**WHAT NEEDS TO BE DONE:** Transcribe the material verbatim in full; the pictures do not belong in the copy.
== EXTRACTED DATA
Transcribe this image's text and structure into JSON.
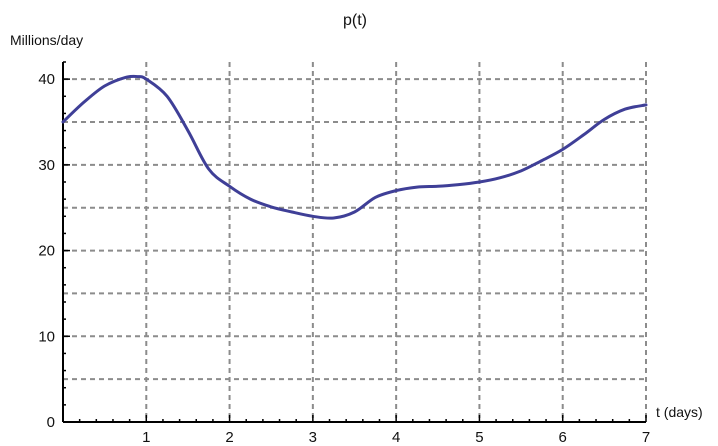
{
  "chart_data": {
    "type": "line",
    "title": "p(t)",
    "xlabel": "t (days)",
    "ylabel": "Millions/day",
    "xlim": [
      0,
      7
    ],
    "ylim": [
      0,
      42
    ],
    "x_ticks": [
      1,
      2,
      3,
      4,
      5,
      6,
      7
    ],
    "y_ticks": [
      0,
      10,
      20,
      30,
      40
    ],
    "x_grid": [
      1,
      2,
      3,
      4,
      5,
      6,
      7
    ],
    "y_grid": [
      5,
      10,
      15,
      20,
      25,
      30,
      35,
      40
    ],
    "grid": true,
    "colors": {
      "line": "#3f3f97",
      "grid": "#8c8c8c",
      "axis": "#000000"
    },
    "series": [
      {
        "x": [
          0,
          0.25,
          0.5,
          0.75,
          0.9,
          1.0,
          1.25,
          1.5,
          1.75,
          2.0,
          2.25,
          2.5,
          2.75,
          3.0,
          3.25,
          3.5,
          3.75,
          4.0,
          4.25,
          4.5,
          4.75,
          5.0,
          5.25,
          5.5,
          5.75,
          6.0,
          6.25,
          6.5,
          6.75,
          7.0
        ],
        "y": [
          35.0,
          37.3,
          39.2,
          40.2,
          40.3,
          40.0,
          38.0,
          34.0,
          29.5,
          27.5,
          26.0,
          25.1,
          24.5,
          24.0,
          23.8,
          24.5,
          26.2,
          27.0,
          27.4,
          27.5,
          27.7,
          28.0,
          28.5,
          29.3,
          30.5,
          31.8,
          33.5,
          35.3,
          36.5,
          37.0
        ]
      }
    ]
  }
}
====
**THE ANSWER:**
Transcribe this image's text and structure into JSON.
{
  "chart_data": {
    "type": "line",
    "title": "p(t)",
    "xlabel": "t (days)",
    "ylabel": "Millions/day",
    "xlim": [
      0,
      7
    ],
    "ylim": [
      0,
      42
    ],
    "x_ticks": [
      1,
      2,
      3,
      4,
      5,
      6,
      7
    ],
    "y_ticks": [
      0,
      10,
      20,
      30,
      40
    ],
    "x_grid": [
      1,
      2,
      3,
      4,
      5,
      6,
      7
    ],
    "y_grid": [
      5,
      10,
      15,
      20,
      25,
      30,
      35,
      40
    ],
    "grid": true,
    "colors": {
      "line": "#3f3f97",
      "grid": "#8c8c8c",
      "axis": "#000000"
    },
    "series": [
      {
        "x": [
          0,
          0.25,
          0.5,
          0.75,
          0.9,
          1.0,
          1.25,
          1.5,
          1.75,
          2.0,
          2.25,
          2.5,
          2.75,
          3.0,
          3.25,
          3.5,
          3.75,
          4.0,
          4.25,
          4.5,
          4.75,
          5.0,
          5.25,
          5.5,
          5.75,
          6.0,
          6.25,
          6.5,
          6.75,
          7.0
        ],
        "y": [
          35.0,
          37.3,
          39.2,
          40.2,
          40.3,
          40.0,
          38.0,
          34.0,
          29.5,
          27.5,
          26.0,
          25.1,
          24.5,
          24.0,
          23.8,
          24.5,
          26.2,
          27.0,
          27.4,
          27.5,
          27.7,
          28.0,
          28.5,
          29.3,
          30.5,
          31.8,
          33.5,
          35.3,
          36.5,
          37.0
        ]
      }
    ]
  }
}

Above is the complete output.